THE EXERCISE => Give all of the lines again, with nothing added or dropped.

(Records from a data collection)

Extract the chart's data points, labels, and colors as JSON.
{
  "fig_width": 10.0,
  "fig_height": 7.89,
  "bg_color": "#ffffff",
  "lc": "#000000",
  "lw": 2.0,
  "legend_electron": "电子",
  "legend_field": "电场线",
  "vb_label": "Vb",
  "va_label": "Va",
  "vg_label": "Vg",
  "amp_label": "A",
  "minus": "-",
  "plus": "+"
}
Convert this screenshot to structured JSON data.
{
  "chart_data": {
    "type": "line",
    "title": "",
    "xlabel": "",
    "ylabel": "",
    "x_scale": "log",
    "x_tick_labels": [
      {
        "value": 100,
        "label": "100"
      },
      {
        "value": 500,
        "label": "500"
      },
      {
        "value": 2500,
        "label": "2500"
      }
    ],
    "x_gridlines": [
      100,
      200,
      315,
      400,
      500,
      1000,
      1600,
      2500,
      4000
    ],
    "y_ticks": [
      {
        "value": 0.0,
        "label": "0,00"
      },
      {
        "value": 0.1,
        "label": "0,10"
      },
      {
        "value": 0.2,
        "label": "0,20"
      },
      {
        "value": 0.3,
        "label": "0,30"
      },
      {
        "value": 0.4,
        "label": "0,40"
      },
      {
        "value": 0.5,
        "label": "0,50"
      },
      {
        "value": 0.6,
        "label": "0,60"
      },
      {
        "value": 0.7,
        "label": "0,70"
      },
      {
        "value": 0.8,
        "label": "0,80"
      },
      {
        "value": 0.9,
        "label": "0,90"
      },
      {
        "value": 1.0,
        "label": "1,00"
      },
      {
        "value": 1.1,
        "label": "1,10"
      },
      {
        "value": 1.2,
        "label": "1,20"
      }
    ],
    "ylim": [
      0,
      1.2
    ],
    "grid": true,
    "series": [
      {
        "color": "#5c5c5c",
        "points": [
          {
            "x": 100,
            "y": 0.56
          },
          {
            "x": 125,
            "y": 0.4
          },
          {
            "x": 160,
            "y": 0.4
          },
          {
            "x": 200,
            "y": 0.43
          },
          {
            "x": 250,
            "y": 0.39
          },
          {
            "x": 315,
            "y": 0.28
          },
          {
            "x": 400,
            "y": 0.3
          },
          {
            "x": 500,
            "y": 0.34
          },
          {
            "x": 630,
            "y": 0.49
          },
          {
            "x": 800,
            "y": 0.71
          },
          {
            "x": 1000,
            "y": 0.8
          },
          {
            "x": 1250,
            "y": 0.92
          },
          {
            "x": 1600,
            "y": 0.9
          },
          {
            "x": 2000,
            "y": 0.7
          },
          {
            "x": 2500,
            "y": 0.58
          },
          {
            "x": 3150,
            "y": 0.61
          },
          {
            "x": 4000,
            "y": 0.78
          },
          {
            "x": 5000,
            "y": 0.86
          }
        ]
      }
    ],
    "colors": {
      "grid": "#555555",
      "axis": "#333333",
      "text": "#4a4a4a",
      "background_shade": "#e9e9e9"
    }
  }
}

RIGHT ANSWER =>
Extract the chart's data points, labels, and colors as JSON.
{
  "fig_width": 10.0,
  "fig_height": 7.89,
  "bg_color": "#ffffff",
  "lc": "#000000",
  "lw": 2.0,
  "legend_electron": "电子",
  "legend_field": "电场线",
  "vb_label": "Vb",
  "va_label": "Va",
  "vg_label": "Vg",
  "amp_label": "A",
  "minus": "-",
  "plus": "+"
}
Convert this screenshot to structured JSON data.
{
  "chart_data": {
    "type": "line",
    "title": "",
    "xlabel": "",
    "ylabel": "",
    "x_scale": "log",
    "x_tick_labels": [
      {
        "value": 100,
        "label": "100"
      },
      {
        "value": 500,
        "label": "500"
      },
      {
        "value": 2500,
        "label": "2500"
      }
    ],
    "x_gridlines": [
      100,
      200,
      315,
      400,
      500,
      1000,
      1600,
      2500,
      4000
    ],
    "y_ticks": [
      {
        "value": 0.0,
        "label": "0,00"
      },
      {
        "value": 0.1,
        "label": "0,10"
      },
      {
        "value": 0.2,
        "label": "0,20"
      },
      {
        "value": 0.3,
        "label": "0,30"
      },
      {
        "value": 0.4,
        "label": "0,40"
      },
      {
        "value": 0.5,
        "label": "0,50"
      },
      {
        "value": 0.6,
        "label": "0,60"
      },
      {
        "value": 0.7,
        "label": "0,70"
      },
      {
        "value": 0.8,
        "label": "0,80"
      },
      {
        "value": 0.9,
        "label": "0,90"
      },
      {
        "value": 1.0,
        "label": "1,00"
      },
      {
        "value": 1.1,
        "label": "1,10"
      },
      {
        "value": 1.2,
        "label": "1,20"
      }
    ],
    "ylim": [
      0,
      1.2
    ],
    "grid": true,
    "series": [
      {
        "color": "#5c5c5c",
        "points": [
          {
            "x": 100,
            "y": 0.56
          },
          {
            "x": 125,
            "y": 0.4
          },
          {
            "x": 160,
            "y": 0.4
          },
          {
            "x": 200,
            "y": 0.43
          },
          {
            "x": 250,
            "y": 0.39
          },
          {
            "x": 315,
            "y": 0.28
          },
          {
            "x": 400,
            "y": 0.3
          },
          {
            "x": 500,
            "y": 0.34
          },
          {
            "x": 630,
            "y": 0.49
          },
          {
            "x": 800,
            "y": 0.71
          },
          {
            "x": 1000,
            "y": 0.8
          },
          {
            "x": 1250,
            "y": 0.92
          },
          {
            "x": 1600,
            "y": 0.9
          },
          {
            "x": 2000,
            "y": 0.7
          },
          {
            "x": 2500,
            "y": 0.58
          },
          {
            "x": 3150,
            "y": 0.61
          },
          {
            "x": 4000,
            "y": 0.78
          },
          {
            "x": 5000,
            "y": 0.86
          }
        ]
      }
    ],
    "colors": {
      "grid": "#555555",
      "axis": "#333333",
      "text": "#4a4a4a",
      "background_shade": "#e9e9e9"
    }
  }
}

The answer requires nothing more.